# [Items]
>>>
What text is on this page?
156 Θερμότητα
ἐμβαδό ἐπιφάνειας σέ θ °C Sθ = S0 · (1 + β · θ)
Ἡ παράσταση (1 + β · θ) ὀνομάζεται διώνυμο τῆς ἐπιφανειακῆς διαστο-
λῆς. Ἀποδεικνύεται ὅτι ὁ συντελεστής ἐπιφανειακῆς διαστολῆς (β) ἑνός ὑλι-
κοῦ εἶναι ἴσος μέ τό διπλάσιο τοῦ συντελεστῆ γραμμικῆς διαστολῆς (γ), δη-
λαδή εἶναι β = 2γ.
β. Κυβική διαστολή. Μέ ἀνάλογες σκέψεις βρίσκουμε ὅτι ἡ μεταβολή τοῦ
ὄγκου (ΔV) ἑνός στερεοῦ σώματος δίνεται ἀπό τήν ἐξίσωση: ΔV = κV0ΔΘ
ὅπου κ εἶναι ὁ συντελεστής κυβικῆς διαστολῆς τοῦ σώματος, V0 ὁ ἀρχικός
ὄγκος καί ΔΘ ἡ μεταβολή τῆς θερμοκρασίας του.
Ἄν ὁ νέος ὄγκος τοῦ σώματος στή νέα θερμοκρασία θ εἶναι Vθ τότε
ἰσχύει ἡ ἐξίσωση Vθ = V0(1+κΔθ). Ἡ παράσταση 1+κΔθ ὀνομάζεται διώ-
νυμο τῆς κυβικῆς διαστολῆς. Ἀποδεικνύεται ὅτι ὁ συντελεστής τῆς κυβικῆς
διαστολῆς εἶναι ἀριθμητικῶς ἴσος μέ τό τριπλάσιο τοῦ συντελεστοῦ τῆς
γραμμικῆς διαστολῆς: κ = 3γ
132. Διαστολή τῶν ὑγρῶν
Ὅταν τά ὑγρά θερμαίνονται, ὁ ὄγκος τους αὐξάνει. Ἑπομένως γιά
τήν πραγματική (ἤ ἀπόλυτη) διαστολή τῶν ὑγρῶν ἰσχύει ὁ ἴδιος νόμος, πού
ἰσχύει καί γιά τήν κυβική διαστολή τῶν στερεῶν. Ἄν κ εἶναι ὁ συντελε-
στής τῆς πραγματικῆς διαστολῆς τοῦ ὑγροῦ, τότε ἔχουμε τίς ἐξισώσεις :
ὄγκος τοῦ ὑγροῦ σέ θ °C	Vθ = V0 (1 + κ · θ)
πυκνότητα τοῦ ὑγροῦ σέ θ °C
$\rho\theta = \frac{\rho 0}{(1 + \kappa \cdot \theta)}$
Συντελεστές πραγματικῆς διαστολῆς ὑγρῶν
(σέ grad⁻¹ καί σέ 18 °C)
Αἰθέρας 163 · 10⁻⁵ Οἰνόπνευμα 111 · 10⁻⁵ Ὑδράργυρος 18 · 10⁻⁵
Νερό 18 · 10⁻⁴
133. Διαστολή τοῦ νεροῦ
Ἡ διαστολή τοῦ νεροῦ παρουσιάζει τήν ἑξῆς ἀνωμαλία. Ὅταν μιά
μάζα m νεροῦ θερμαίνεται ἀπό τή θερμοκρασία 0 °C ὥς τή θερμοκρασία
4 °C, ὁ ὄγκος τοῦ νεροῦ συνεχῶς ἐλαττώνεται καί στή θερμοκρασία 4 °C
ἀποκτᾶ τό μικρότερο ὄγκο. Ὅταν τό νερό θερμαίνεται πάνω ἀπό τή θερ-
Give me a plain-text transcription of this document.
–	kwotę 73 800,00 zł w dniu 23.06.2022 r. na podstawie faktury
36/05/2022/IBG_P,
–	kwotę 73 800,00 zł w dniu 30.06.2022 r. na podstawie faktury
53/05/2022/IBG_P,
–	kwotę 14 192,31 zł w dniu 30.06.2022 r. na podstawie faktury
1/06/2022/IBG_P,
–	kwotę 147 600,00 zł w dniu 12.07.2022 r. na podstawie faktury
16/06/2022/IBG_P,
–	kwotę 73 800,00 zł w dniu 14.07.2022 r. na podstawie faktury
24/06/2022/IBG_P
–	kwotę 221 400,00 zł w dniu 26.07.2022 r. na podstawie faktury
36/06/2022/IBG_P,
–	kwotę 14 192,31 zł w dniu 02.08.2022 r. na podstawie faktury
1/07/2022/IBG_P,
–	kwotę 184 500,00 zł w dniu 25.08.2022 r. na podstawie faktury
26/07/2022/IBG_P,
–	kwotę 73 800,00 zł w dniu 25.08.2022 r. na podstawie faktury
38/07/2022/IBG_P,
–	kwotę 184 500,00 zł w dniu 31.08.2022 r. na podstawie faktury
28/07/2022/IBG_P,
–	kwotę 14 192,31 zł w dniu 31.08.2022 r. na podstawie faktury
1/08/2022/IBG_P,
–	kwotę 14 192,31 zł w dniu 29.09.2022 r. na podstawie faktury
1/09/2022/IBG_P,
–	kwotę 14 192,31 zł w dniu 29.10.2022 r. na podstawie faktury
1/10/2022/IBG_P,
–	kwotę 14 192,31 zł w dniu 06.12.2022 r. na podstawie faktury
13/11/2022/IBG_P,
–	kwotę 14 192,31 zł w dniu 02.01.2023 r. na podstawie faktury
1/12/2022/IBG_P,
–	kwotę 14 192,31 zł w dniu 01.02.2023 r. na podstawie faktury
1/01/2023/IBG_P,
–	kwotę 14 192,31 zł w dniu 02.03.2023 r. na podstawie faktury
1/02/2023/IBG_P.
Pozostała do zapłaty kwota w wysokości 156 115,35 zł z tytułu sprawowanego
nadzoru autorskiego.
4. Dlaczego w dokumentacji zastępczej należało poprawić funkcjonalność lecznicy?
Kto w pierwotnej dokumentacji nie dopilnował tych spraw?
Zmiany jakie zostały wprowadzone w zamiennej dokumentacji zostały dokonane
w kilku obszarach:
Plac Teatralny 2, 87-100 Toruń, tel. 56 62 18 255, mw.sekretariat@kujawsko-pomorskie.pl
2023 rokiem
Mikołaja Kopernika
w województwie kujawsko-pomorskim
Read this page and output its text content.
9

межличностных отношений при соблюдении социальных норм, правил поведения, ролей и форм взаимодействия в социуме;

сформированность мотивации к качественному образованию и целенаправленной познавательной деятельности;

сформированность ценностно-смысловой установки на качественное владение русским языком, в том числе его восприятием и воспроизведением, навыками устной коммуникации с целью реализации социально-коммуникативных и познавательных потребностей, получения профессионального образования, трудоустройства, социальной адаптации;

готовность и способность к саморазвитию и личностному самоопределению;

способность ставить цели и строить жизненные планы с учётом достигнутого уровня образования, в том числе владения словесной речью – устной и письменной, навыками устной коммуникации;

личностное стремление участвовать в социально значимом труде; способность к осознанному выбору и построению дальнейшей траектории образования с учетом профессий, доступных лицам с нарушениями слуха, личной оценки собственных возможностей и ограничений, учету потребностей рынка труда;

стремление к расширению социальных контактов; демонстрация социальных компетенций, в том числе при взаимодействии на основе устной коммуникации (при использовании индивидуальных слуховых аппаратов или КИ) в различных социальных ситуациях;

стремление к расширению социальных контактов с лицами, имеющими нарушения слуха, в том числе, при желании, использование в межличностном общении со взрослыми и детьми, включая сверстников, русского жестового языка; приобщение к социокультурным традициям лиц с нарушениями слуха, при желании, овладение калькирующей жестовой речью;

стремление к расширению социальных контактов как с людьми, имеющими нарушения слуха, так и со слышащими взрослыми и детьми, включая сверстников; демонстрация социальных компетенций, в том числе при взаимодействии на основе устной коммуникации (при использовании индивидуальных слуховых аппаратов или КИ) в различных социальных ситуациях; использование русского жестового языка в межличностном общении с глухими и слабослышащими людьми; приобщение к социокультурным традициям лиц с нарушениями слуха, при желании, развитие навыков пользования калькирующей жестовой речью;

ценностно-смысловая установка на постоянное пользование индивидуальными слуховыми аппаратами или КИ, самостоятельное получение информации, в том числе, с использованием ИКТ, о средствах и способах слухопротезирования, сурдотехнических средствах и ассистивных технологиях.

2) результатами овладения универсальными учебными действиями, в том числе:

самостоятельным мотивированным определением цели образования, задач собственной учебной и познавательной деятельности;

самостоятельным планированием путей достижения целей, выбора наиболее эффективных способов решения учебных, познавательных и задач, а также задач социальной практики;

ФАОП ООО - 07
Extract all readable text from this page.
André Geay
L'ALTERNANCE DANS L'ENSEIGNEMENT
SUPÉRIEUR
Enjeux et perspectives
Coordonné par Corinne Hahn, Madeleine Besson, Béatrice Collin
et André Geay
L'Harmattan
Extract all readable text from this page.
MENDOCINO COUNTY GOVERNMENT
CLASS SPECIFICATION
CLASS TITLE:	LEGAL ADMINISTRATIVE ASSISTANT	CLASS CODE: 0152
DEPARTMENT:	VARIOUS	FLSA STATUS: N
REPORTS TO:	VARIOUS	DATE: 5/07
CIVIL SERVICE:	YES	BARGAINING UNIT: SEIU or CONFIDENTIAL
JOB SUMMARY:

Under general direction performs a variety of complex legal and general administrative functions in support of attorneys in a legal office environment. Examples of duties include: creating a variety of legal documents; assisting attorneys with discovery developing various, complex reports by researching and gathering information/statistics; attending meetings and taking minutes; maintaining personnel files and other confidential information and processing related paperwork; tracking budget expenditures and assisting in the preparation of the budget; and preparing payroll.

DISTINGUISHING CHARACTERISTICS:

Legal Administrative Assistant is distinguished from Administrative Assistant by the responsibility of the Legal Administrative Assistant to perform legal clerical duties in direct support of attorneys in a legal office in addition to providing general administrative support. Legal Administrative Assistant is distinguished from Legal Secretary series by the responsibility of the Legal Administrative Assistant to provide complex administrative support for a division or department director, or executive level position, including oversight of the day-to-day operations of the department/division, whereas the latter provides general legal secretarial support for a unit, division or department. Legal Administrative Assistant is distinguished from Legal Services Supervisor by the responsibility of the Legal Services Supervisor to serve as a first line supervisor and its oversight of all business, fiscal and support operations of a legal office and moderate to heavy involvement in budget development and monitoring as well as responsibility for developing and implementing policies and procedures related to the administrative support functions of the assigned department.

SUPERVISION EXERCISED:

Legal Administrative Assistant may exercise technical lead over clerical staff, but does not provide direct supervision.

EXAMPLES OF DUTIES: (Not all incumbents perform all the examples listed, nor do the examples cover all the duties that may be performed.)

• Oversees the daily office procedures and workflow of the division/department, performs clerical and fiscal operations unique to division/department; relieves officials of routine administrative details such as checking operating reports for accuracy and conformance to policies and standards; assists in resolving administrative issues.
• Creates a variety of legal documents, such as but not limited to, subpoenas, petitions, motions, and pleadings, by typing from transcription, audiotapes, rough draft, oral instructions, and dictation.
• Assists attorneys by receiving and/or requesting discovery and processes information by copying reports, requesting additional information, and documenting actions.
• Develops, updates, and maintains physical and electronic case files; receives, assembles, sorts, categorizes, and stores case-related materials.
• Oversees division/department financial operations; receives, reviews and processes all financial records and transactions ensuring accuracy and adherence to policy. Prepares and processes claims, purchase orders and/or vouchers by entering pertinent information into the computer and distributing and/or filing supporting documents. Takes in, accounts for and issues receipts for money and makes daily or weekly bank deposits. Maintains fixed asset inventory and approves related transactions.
<<<
# [Stated task]
Where a line holds "социокультурным", copy it out.

# [Complete answer]
стремление к расширению социальных контактов с лицами, имеющими нарушения слуха, в том числе, при желании, использование в межличностном общении со взрослыми и детьми, включая сверстников, русского жестового языка; приобщение к социокультурным традициям лиц с нарушениями слуха, при желании, овладение калькирующей жестовой речью;
стремление к расширению социальных контактов как с людьми, имеющими нарушения слуха, так и со слышащими взрослыми и детьми, включая сверстников; демонстрация социальных компетенций, в том числе при взаимодействии на основе устной коммуникации (при использовании индивидуальных слуховых аппаратов или КИ) в различных социальных ситуациях; использование русского жестового языка в межличностном общении с глухими и слабослышащими людьми; приобщение к социокультурным традициям лиц с нарушениями слуха, при желании, развитие навыков пользования калькирующей жестовой речью;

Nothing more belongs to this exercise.